## Problem description
Print all the data, keeping every line exactly as it is.

## The input
◇ ◇ ◇ ◇ ◇ ◇ ◇

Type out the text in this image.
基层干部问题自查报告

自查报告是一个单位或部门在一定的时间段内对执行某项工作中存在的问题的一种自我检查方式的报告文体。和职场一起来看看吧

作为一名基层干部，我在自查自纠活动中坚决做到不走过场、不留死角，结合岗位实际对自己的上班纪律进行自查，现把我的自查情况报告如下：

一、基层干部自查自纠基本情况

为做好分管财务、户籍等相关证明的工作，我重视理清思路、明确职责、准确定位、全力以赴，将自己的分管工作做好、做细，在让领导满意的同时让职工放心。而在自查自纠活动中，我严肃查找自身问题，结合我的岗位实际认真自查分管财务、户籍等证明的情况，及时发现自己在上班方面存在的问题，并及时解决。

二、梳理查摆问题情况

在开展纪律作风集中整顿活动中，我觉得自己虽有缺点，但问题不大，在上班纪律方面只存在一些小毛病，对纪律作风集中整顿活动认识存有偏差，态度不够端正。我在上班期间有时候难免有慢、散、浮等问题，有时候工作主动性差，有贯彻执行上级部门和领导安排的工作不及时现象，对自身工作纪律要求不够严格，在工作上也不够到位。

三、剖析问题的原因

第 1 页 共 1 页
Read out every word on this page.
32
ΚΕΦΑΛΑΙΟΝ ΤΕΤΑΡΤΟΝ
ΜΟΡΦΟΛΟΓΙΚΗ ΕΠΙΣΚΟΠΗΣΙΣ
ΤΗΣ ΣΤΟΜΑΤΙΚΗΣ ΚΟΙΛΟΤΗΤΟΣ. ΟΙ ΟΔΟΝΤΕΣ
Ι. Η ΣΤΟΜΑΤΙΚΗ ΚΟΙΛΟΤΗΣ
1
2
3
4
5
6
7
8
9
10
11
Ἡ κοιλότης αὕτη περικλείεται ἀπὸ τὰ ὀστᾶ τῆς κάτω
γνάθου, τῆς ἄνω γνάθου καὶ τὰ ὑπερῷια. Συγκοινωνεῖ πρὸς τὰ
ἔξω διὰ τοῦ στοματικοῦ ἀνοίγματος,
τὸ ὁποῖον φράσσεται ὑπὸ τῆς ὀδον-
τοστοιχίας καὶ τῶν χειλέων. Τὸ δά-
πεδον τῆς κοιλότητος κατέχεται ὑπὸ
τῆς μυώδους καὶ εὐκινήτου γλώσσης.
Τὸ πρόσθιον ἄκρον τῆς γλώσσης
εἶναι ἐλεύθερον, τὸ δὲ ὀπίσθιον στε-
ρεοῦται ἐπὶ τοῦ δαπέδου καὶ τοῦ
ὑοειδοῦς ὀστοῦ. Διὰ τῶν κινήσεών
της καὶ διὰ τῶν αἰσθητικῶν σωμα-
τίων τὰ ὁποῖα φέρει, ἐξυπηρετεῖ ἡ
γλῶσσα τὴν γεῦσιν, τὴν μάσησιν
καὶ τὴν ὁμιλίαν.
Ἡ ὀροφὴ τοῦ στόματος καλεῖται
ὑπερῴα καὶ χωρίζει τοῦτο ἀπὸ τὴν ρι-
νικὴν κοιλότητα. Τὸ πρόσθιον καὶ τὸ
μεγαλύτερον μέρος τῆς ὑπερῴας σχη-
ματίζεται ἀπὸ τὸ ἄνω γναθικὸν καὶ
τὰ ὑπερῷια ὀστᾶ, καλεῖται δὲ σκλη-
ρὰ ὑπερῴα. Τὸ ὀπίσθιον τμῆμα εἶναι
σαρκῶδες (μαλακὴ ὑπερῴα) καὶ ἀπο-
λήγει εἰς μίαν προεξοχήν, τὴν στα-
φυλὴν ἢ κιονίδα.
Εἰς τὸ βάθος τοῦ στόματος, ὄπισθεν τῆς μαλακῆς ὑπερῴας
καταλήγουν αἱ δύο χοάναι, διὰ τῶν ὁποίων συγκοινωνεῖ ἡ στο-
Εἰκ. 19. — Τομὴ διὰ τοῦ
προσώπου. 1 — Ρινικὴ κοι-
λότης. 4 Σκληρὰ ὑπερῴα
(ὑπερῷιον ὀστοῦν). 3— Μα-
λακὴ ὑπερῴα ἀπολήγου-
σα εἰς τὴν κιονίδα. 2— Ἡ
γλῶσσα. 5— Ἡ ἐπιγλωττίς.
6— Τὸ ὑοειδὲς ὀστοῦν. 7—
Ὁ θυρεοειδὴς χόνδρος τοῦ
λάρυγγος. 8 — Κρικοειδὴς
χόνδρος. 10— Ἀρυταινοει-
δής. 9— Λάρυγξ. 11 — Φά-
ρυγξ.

◇ ◇ ◇ ◇ ◇ ◇ ◇

## Expected answer
Type out the text in this image.
基层干部问题自查报告

自查报告是一个单位或部门在一定的时间段内对执行某项工作中存在的问题的一种自我检查方式的报告文体。和职场一起来看看吧

作为一名基层干部，我在自查自纠活动中坚决做到不走过场、不留死角，结合岗位实际对自己的上班纪律进行自查，现把我的自查情况报告如下：

一、基层干部自查自纠基本情况

为做好分管财务、户籍等相关证明的工作，我重视理清思路、明确职责、准确定位、全力以赴，将自己的分管工作做好、做细，在让领导满意的同时让职工放心。而在自查自纠活动中，我严肃查找自身问题，结合我的岗位实际认真自查分管财务、户籍等证明的情况，及时发现自己在上班方面存在的问题，并及时解决。

二、梳理查摆问题情况

在开展纪律作风集中整顿活动中，我觉得自己虽有缺点，但问题不大，在上班纪律方面只存在一些小毛病，对纪律作风集中整顿活动认识存有偏差，态度不够端正。我在上班期间有时候难免有慢、散、浮等问题，有时候工作主动性差，有贯彻执行上级部门和领导安排的工作不及时现象，对自身工作纪律要求不够严格，在工作上也不够到位。

三、剖析问题的原因

第 1 页 共 1 页
Read out every word on this page.
32
ΚΕΦΑΛΑΙΟΝ ΤΕΤΑΡΤΟΝ
ΜΟΡΦΟΛΟΓΙΚΗ ΕΠΙΣΚΟΠΗΣΙΣ
ΤΗΣ ΣΤΟΜΑΤΙΚΗΣ ΚΟΙΛΟΤΗΤΟΣ. ΟΙ ΟΔΟΝΤΕΣ
Ι. Η ΣΤΟΜΑΤΙΚΗ ΚΟΙΛΟΤΗΣ
1
2
3
4
5
6
7
8
9
10
11
Ἡ κοιλότης αὕτη περικλείεται ἀπὸ τὰ ὀστᾶ τῆς κάτω
γνάθου, τῆς ἄνω γνάθου καὶ τὰ ὑπερῷια. Συγκοινωνεῖ πρὸς τὰ
ἔξω διὰ τοῦ στοματικοῦ ἀνοίγματος,
τὸ ὁποῖον φράσσεται ὑπὸ τῆς ὀδον-
τοστοιχίας καὶ τῶν χειλέων. Τὸ δά-
πεδον τῆς κοιλότητος κατέχεται ὑπὸ
τῆς μυώδους καὶ εὐκινήτου γλώσσης.
Τὸ πρόσθιον ἄκρον τῆς γλώσσης
εἶναι ἐλεύθερον, τὸ δὲ ὀπίσθιον στε-
ρεοῦται ἐπὶ τοῦ δαπέδου καὶ τοῦ
ὑοειδοῦς ὀστοῦ. Διὰ τῶν κινήσεών
της καὶ διὰ τῶν αἰσθητικῶν σωμα-
τίων τὰ ὁποῖα φέρει, ἐξυπηρετεῖ ἡ
γλῶσσα τὴν γεῦσιν, τὴν μάσησιν
καὶ τὴν ὁμιλίαν.
Ἡ ὀροφὴ τοῦ στόματος καλεῖται
ὑπερῴα καὶ χωρίζει τοῦτο ἀπὸ τὴν ρι-
νικὴν κοιλότητα. Τὸ πρόσθιον καὶ τὸ
μεγαλύτερον μέρος τῆς ὑπερῴας σχη-
ματίζεται ἀπὸ τὸ ἄνω γναθικὸν καὶ
τὰ ὑπερῷια ὀστᾶ, καλεῖται δὲ σκλη-
ρὰ ὑπερῴα. Τὸ ὀπίσθιον τμῆμα εἶναι
σαρκῶδες (μαλακὴ ὑπερῴα) καὶ ἀπο-
λήγει εἰς μίαν προεξοχήν, τὴν στα-
φυλὴν ἢ κιονίδα.
Εἰς τὸ βάθος τοῦ στόματος, ὄπισθεν τῆς μαλακῆς ὑπερῴας
καταλήγουν αἱ δύο χοάναι, διὰ τῶν ὁποίων συγκοινωνεῖ ἡ στο-
Εἰκ. 19. — Τομὴ διὰ τοῦ
προσώπου. 1 — Ρινικὴ κοι-
λότης. 4 Σκληρὰ ὑπερῴα
(ὑπερῷιον ὀστοῦν). 3— Μα-
λακὴ ὑπερῴα ἀπολήγου-
σα εἰς τὴν κιονίδα. 2— Ἡ
γλῶσσα. 5— Ἡ ἐπιγλωττίς.
6— Τὸ ὑοειδὲς ὀστοῦν. 7—
Ὁ θυρεοειδὴς χόνδρος τοῦ
λάρυγγος. 8 — Κρικοειδὴς
χόνδρος. 10— Ἀρυταινοει-
δής. 9— Λάρυγξ. 11 — Φά-
ρυγξ.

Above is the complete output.